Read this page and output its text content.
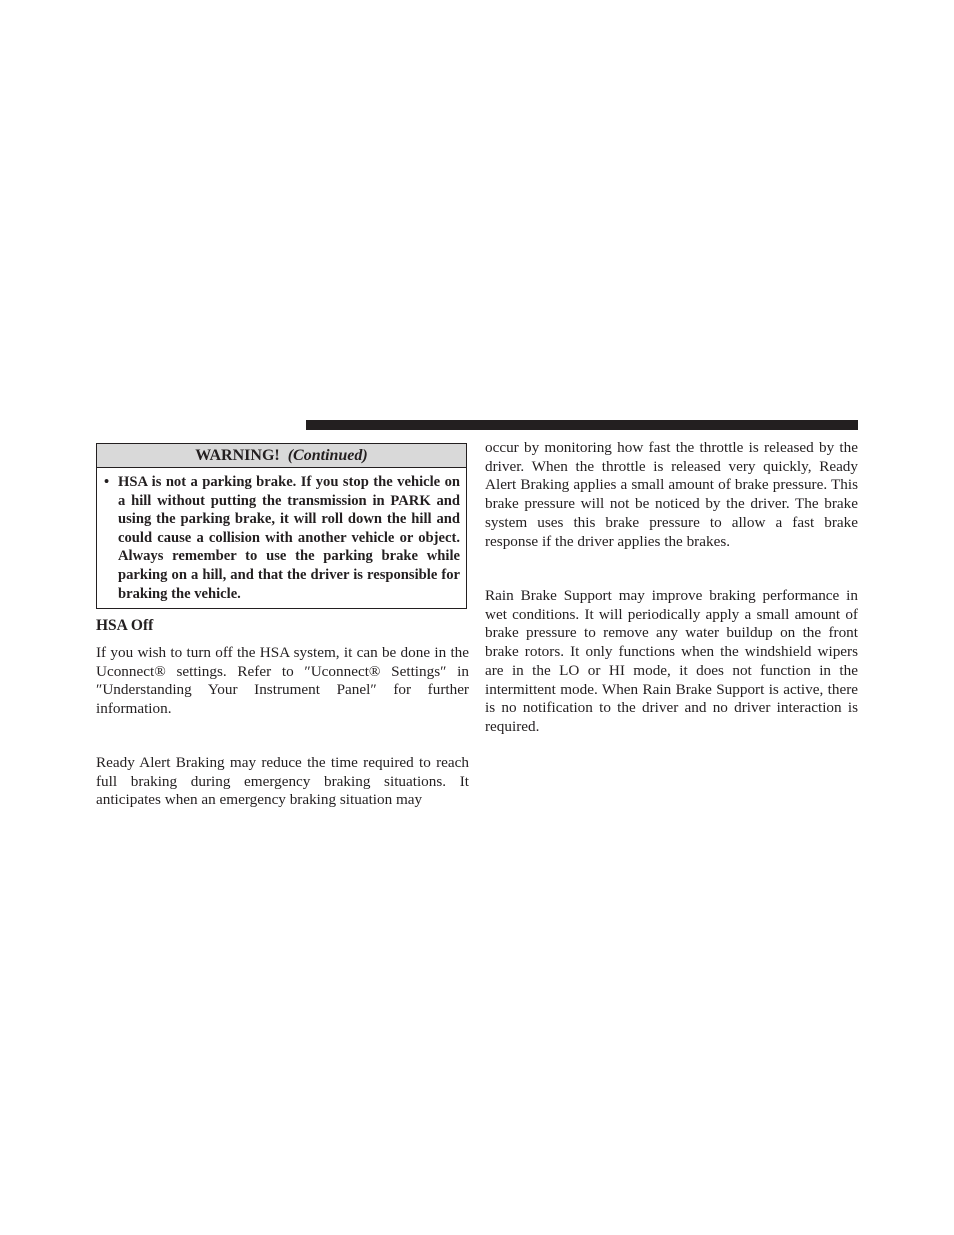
WARNING! (Continued)
• HSA is not a parking brake. If you stop the vehicle on a hill without putting the transmission in PARK and using the parking brake, it will roll down the hill and could cause a collision with another vehicle or object. Always remember to use the parking brake while parking on a hill, and that the driver is responsible for braking the vehicle.

HSA Off

If you wish to turn off the HSA system, it can be done in the Uconnect® settings. Refer to ″Uconnect® Settings″ in ″Understanding Your Instrument Panel″ for further information.

Ready Alert Braking may reduce the time required to reach full braking during emergency braking situations. It anticipates when an emergency braking situation may

occur by monitoring how fast the throttle is released by the driver. When the throttle is released very quickly, Ready Alert Braking applies a small amount of brake pressure. This brake pressure will not be noticed by the driver. The brake system uses this brake pressure to allow a fast brake response if the driver applies the brakes.

Rain Brake Support may improve braking performance in wet conditions. It will periodically apply a small amount of brake pressure to remove any water buildup on the front brake rotors. It only functions when the windshield wipers are in the LO or HI mode, it does not function in the intermittent mode. When Rain Brake Support is active, there is no notification to the driver and no driver interaction is required.
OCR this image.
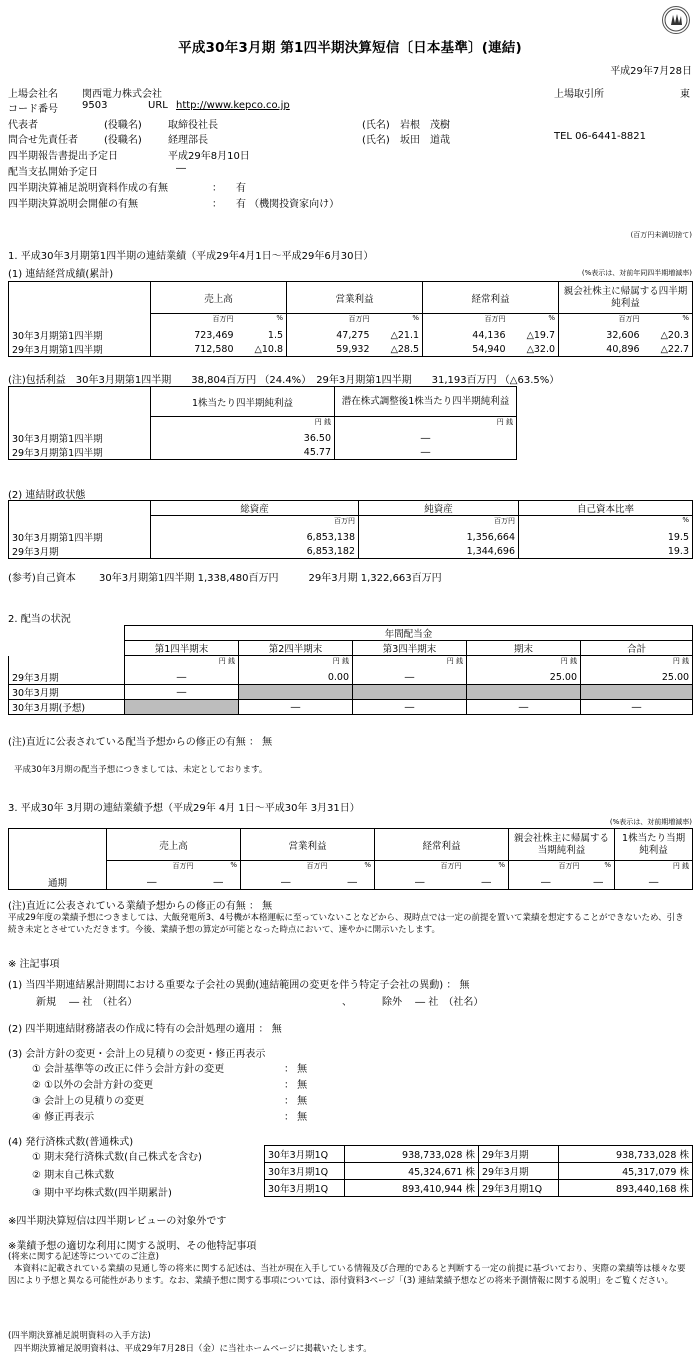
平成30年3月期 第1四半期決算短信〔日本基準〕(連結)
平成29年7月28日
上場会社名 関西電力株式会社	上場取引所	東
コード番号 9503	URL http://www.kepco.co.jp
代表者	(役職名)	取締役社長	(氏名) 岩根　茂樹
問合せ先責任者	(役職名)	経理部長	(氏名) 坂田　道哉	TEL 06-6441-8821
四半期報告書提出予定日	平成29年8月10日
配当支払開始予定日	―
四半期決算補足説明資料作成の有無	： 有
四半期決算説明会開催の有無	： 有 （機関投資家向け）
(百万円未満切捨て)
1. 平成30年3月期第1四半期の連結業績（平成29年4月1日～平成29年6月30日）
(1) 連結経営成績(累計)	(%表示は、対前年同四半期増減率)
	売上高		営業利益		経常利益		親会社株主に帰属する四半期純利益	
	百万円	%	百万円	%	百万円	%	百万円	%
30年3月期第1四半期	723,469	1.5	47,275	△21.1	44,136	△19.7	32,606	△20.3
29年3月期第1四半期	712,580	△10.8	59,932	△28.5	54,940	△32.0	40,896	△22.7
(注)包括利益　30年3月期第1四半期　　38,804百万円 （24.4%）　29年3月期第1四半期　　31,193百万円 （△63.5%）
	1株当たり四半期純利益	潜在株式調整後1株当たり四半期純利益
	円 銭	円 銭
30年3月期第1四半期	36.50	―
29年3月期第1四半期	45.77	―
(2) 連結財政状態
	総資産	純資産	自己資本比率
	百万円	百万円	%
30年3月期第1四半期	6,853,138	1,356,664	19.5
29年3月期	6,853,182	1,344,696	19.3
(参考)自己資本　　 30年3月期第1四半期 1,338,480百万円　　　29年3月期 1,322,663百万円
2. 配当の状況
	年間配当金				
	第1四半期末	第2四半期末	第3四半期末	期末	合計
	円 銭	円 銭	円 銭	円 銭	円 銭
29年3月期	―	0.00	―	25.00	25.00
30年3月期	―				
30年3月期(予想)		―	―	―	―
(注)直近に公表されている配当予想からの修正の有無 ： 無
平成30年3月期の配当予想につきましては、未定としております。
3. 平成30年 3月期の連結業績予想（平成29年 4月 1日～平成30年 3月31日）
(%表示は、対前期増減率)
	売上高		営業利益		経常利益		親会社株主に帰属する当期純利益		1株当たり当期純利益
	百万円	%	百万円	%	百万円	%	百万円	%	円 銭
通期	―	―	―	―	―	―	―	―	―
(注)直近に公表されている業績予想からの修正の有無 ： 無
平成29年度の業績予想につきましては、大飯発電所3、4号機が本格運転に至っていないことなどから、現時点では一定の前提を置いて業績を想定することができないため、引き続き未定とさせていただきます。今後、業績予想の算定が可能となった時点において、速やかに開示いたします。
※ 注記事項
(1) 当四半期連結累計期間における重要な子会社の異動(連結範囲の変更を伴う特定子会社の異動) ： 無
新規　 ― 社　（社名）	、	除外　 ― 社　（社名）
(2) 四半期連結財務諸表の作成に特有の会計処理の適用 ： 無
(3) 会計方針の変更・会計上の見積りの変更・修正再表示
① 会計基準等の改正に伴う会計方針の変更	： 無
② ①以外の会計方針の変更	： 無
③ 会計上の見積りの変更	： 無
④ 修正再表示	： 無
(4) 発行済株式数(普通株式)
① 期末発行済株式数(自己株式を含む)
② 期末自己株式数
③ 期中平均株式数(四半期累計)
30年3月期1Q	938,733,028 株	29年3月期	938,733,028 株
30年3月期1Q	45,324,671 株	29年3月期	45,317,079 株
30年3月期1Q	893,410,944 株	29年3月期1Q	893,440,168 株
※四半期決算短信は四半期レビューの対象外です
※業績予想の適切な利用に関する説明、その他特記事項
(将来に関する記述等についてのご注意)
本資料に記載されている業績の見通し等の将来に関する記述は、当社が現在入手している情報及び合理的であると判断する一定の前提に基づいており、実際の業績等は様々な要因により予想と異なる可能性があります。なお、業績予想に関する事項については、添付資料3ページ「(3) 連結業績予想などの将来予測情報に関する説明」をご覧ください。
(四半期決算補足説明資料の入手方法)
四半期決算補足説明資料は、平成29年7月28日（金）に当社ホームページに掲載いたします。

__TO DO__
Filter the records down to the lines that contain the string "small", and copy those lines.

__OUTPUT__
occur by monitoring how fast the throttle is released by the driver. When the throttle is released very quickly, Ready Alert Braking applies a small amount of brake pressure. This brake pressure will not be noticed by the driver. The brake system uses this brake pressure to allow a fast brake response if the driver applies the brakes.
Rain Brake Support may improve braking performance in wet conditions. It will periodically apply a small amount of brake pressure to remove any water buildup on the front brake rotors. It only functions when the windshield wipers are in the LO or HI mode, it does not function in the intermittent mode. When Rain Brake Support is active, there is no notification to the driver and no driver interaction is required.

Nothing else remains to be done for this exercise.